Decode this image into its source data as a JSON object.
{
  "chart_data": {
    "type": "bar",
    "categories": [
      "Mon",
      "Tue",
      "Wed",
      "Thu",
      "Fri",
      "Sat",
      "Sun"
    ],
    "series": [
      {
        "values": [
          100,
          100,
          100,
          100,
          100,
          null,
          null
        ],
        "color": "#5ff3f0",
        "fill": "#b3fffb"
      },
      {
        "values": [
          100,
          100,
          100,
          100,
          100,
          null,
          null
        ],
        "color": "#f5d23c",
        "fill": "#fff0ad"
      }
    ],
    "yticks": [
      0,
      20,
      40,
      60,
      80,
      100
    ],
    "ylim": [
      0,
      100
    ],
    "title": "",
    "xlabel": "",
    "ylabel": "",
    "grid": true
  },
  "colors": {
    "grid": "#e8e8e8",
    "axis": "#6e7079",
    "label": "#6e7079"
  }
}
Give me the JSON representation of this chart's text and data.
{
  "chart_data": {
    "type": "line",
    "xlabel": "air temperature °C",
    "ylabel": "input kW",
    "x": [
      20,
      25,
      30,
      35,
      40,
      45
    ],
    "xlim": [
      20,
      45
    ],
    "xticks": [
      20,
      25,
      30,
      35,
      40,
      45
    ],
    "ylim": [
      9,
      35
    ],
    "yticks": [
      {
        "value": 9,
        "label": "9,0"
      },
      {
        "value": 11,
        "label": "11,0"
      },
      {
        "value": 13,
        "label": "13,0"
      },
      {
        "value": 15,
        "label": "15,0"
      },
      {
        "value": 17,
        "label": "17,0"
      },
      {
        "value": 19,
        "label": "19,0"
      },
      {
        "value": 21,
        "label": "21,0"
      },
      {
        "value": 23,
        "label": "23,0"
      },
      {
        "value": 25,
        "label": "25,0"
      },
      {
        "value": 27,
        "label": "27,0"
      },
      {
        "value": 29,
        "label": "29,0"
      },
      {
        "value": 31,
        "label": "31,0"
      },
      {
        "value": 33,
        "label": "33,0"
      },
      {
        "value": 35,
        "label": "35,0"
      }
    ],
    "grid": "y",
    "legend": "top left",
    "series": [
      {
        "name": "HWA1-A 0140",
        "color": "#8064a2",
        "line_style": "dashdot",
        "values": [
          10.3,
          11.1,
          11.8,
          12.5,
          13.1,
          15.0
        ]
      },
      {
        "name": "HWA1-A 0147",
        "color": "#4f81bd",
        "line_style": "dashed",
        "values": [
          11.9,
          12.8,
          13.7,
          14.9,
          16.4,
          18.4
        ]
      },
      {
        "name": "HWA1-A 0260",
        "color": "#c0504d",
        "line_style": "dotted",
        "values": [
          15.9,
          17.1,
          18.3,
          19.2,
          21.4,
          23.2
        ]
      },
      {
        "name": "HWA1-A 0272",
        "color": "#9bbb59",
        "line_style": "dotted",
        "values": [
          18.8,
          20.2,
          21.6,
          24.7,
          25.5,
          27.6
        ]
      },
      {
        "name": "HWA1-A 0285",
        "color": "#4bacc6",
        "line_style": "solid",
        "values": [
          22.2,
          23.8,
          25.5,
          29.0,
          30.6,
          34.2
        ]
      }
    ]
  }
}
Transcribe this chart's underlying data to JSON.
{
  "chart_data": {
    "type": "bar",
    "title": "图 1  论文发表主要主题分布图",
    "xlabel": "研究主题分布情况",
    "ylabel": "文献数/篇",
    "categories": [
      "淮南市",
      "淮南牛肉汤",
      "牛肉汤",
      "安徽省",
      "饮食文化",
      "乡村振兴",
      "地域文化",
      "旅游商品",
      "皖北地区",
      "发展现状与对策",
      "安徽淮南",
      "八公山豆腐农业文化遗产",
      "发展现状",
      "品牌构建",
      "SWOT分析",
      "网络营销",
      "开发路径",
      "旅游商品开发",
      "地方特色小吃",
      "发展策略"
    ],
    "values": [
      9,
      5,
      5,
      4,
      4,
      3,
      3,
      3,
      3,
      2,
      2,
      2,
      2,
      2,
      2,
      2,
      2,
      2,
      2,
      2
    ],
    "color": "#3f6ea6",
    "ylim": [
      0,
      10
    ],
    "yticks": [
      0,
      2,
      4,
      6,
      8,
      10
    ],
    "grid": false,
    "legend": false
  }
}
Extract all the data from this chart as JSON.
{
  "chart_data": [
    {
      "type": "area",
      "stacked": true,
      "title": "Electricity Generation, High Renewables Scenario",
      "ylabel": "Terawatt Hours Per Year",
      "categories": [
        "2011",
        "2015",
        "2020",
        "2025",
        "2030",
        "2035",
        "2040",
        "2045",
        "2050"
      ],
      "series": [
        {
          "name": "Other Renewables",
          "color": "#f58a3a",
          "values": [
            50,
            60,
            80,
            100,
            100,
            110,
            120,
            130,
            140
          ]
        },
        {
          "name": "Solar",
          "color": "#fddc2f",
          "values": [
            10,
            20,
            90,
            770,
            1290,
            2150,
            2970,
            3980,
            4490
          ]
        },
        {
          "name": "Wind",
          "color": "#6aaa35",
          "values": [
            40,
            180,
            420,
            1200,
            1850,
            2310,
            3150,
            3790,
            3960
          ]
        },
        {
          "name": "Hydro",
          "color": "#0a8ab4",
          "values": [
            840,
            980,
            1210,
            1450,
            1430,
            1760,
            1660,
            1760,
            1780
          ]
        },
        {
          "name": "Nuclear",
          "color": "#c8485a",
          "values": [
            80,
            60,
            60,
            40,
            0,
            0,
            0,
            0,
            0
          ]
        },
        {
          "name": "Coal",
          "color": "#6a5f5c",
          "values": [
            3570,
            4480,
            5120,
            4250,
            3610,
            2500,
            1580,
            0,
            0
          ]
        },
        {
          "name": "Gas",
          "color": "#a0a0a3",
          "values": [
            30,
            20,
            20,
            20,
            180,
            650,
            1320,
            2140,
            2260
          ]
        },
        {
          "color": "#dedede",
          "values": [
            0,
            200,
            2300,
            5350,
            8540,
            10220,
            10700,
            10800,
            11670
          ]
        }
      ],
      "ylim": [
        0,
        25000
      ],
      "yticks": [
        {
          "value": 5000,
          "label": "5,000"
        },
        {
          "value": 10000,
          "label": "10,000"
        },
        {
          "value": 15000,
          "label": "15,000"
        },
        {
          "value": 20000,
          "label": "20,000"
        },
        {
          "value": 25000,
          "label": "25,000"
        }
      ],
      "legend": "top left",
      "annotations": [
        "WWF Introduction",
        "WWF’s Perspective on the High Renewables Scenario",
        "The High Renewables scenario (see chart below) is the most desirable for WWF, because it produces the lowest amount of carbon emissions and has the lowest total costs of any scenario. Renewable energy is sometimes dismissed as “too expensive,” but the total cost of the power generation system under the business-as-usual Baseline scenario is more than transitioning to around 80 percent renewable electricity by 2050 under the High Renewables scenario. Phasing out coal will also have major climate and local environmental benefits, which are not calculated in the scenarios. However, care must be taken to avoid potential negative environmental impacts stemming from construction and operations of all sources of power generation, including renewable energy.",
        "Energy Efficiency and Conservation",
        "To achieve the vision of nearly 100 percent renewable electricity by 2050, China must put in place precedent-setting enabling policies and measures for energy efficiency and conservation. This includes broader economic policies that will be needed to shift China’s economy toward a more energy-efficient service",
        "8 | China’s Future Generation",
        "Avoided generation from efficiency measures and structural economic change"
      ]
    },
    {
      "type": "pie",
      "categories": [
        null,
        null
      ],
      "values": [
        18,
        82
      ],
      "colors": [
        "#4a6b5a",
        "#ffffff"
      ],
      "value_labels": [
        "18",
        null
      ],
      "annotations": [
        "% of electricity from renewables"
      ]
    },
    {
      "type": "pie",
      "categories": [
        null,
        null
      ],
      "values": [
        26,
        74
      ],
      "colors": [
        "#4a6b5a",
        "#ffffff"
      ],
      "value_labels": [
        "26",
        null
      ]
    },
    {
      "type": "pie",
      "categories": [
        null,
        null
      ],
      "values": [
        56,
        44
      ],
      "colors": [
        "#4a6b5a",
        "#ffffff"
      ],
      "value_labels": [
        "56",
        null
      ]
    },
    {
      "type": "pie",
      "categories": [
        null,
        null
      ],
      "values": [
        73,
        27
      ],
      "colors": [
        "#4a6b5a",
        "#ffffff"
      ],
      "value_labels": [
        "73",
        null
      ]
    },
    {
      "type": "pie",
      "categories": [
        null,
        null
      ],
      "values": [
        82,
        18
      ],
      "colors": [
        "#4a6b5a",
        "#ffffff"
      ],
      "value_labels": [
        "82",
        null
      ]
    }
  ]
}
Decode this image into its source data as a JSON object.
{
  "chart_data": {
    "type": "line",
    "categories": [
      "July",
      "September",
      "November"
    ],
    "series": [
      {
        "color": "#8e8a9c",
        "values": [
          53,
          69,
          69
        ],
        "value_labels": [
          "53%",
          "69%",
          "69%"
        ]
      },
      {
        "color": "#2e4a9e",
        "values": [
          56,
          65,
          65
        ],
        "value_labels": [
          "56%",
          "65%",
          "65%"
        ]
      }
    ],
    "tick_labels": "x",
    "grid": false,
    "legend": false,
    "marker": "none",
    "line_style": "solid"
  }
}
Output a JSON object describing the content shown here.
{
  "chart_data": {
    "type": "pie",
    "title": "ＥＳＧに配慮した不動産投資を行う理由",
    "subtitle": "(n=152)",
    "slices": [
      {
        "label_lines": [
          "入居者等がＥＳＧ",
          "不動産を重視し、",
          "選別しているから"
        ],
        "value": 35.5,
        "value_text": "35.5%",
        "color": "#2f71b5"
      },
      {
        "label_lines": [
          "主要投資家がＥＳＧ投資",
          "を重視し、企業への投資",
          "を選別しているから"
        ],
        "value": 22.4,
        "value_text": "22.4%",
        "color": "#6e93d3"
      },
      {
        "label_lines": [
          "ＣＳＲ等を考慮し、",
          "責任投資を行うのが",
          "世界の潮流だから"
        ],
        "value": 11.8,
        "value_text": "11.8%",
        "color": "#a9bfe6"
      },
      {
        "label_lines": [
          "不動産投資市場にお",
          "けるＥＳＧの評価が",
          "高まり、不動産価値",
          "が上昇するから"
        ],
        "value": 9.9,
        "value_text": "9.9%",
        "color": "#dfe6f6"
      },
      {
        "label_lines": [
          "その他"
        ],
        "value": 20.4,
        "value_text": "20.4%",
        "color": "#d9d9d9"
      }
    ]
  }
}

**What you are asked to do:** Extract all lines containing the word "China".

**Exercise answer:**
        "To achieve the vision of nearly 100 percent renewable electricity by 2050, China must put in place precedent-setting enabling policies and measures for energy efficiency and conservation. This includes broader economic policies that will be needed to shift China’s economy toward a more energy-efficient service",
        "8 | China’s Future Generation",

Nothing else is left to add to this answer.